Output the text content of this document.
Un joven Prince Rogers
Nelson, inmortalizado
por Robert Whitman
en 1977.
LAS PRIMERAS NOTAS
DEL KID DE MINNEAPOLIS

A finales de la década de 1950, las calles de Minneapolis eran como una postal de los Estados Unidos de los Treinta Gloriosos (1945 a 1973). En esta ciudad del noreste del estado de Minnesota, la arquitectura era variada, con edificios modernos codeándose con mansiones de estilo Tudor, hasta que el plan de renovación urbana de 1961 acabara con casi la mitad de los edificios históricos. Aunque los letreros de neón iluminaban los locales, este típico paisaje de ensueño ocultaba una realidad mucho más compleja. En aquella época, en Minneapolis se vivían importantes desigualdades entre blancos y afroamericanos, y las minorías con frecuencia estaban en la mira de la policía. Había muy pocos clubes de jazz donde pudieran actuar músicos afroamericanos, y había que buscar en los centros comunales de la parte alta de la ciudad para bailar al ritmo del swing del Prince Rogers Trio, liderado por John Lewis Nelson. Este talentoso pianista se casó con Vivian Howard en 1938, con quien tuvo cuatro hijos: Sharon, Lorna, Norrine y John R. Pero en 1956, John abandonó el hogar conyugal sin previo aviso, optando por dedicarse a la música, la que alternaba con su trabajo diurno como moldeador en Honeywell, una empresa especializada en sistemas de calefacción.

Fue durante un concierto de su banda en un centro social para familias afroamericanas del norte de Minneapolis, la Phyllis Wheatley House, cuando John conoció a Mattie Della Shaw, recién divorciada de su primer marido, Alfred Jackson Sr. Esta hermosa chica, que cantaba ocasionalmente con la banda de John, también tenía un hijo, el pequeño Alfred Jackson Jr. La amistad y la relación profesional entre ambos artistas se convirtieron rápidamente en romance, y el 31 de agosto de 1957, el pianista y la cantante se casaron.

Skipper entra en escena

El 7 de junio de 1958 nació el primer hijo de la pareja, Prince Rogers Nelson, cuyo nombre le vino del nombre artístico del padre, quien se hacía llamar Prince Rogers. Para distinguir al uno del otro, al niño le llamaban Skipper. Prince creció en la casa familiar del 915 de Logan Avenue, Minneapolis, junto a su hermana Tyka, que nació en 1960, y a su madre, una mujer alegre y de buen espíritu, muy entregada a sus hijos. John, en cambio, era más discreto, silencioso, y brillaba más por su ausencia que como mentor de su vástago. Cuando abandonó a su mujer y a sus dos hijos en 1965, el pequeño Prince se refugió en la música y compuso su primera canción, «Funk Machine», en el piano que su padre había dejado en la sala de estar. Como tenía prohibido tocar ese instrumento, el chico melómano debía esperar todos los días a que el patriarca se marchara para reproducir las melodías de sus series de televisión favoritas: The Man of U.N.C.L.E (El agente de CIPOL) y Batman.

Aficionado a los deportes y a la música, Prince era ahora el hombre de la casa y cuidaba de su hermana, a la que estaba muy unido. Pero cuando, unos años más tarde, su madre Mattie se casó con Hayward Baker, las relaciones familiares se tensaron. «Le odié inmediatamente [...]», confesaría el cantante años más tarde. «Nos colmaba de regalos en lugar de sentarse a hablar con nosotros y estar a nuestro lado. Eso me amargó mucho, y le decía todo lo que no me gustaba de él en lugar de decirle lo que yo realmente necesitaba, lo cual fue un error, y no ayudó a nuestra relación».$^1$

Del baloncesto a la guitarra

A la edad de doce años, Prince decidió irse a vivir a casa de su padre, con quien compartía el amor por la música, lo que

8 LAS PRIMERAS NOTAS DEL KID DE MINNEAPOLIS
***
CHALLENGE — Give all the entries again exactly; leave none out.

ANSWER TO THE TASK —
Output the text content of this document.
Un joven Prince Rogers
Nelson, inmortalizado
por Robert Whitman
en 1977.
LAS PRIMERAS NOTAS
DEL KID DE MINNEAPOLIS

A finales de la década de 1950, las calles de Minneapolis eran como una postal de los Estados Unidos de los Treinta Gloriosos (1945 a 1973). En esta ciudad del noreste del estado de Minnesota, la arquitectura era variada, con edificios modernos codeándose con mansiones de estilo Tudor, hasta que el plan de renovación urbana de 1961 acabara con casi la mitad de los edificios históricos. Aunque los letreros de neón iluminaban los locales, este típico paisaje de ensueño ocultaba una realidad mucho más compleja. En aquella época, en Minneapolis se vivían importantes desigualdades entre blancos y afroamericanos, y las minorías con frecuencia estaban en la mira de la policía. Había muy pocos clubes de jazz donde pudieran actuar músicos afroamericanos, y había que buscar en los centros comunales de la parte alta de la ciudad para bailar al ritmo del swing del Prince Rogers Trio, liderado por John Lewis Nelson. Este talentoso pianista se casó con Vivian Howard en 1938, con quien tuvo cuatro hijos: Sharon, Lorna, Norrine y John R. Pero en 1956, John abandonó el hogar conyugal sin previo aviso, optando por dedicarse a la música, la que alternaba con su trabajo diurno como moldeador en Honeywell, una empresa especializada en sistemas de calefacción.

Fue durante un concierto de su banda en un centro social para familias afroamericanas del norte de Minneapolis, la Phyllis Wheatley House, cuando John conoció a Mattie Della Shaw, recién divorciada de su primer marido, Alfred Jackson Sr. Esta hermosa chica, que cantaba ocasionalmente con la banda de John, también tenía un hijo, el pequeño Alfred Jackson Jr. La amistad y la relación profesional entre ambos artistas se convirtieron rápidamente en romance, y el 31 de agosto de 1957, el pianista y la cantante se casaron.

Skipper entra en escena

El 7 de junio de 1958 nació el primer hijo de la pareja, Prince Rogers Nelson, cuyo nombre le vino del nombre artístico del padre, quien se hacía llamar Prince Rogers. Para distinguir al uno del otro, al niño le llamaban Skipper. Prince creció en la casa familiar del 915 de Logan Avenue, Minneapolis, junto a su hermana Tyka, que nació en 1960, y a su madre, una mujer alegre y de buen espíritu, muy entregada a sus hijos. John, en cambio, era más discreto, silencioso, y brillaba más por su ausencia que como mentor de su vástago. Cuando abandonó a su mujer y a sus dos hijos en 1965, el pequeño Prince se refugió en la música y compuso su primera canción, «Funk Machine», en el piano que su padre había dejado en la sala de estar. Como tenía prohibido tocar ese instrumento, el chico melómano debía esperar todos los días a que el patriarca se marchara para reproducir las melodías de sus series de televisión favoritas: The Man of U.N.C.L.E (El agente de CIPOL) y Batman.

Aficionado a los deportes y a la música, Prince era ahora el hombre de la casa y cuidaba de su hermana, a la que estaba muy unido. Pero cuando, unos años más tarde, su madre Mattie se casó con Hayward Baker, las relaciones familiares se tensaron. «Le odié inmediatamente [...]», confesaría el cantante años más tarde. «Nos colmaba de regalos en lugar de sentarse a hablar con nosotros y estar a nuestro lado. Eso me amargó mucho, y le decía todo lo que no me gustaba de él en lugar de decirle lo que yo realmente necesitaba, lo cual fue un error, y no ayudó a nuestra relación».$^1$

Del baloncesto a la guitarra

A la edad de doce años, Prince decidió irse a vivir a casa de su padre, con quien compartía el amor por la música, lo que

8 LAS PRIMERAS NOTAS DEL KID DE MINNEAPOLIS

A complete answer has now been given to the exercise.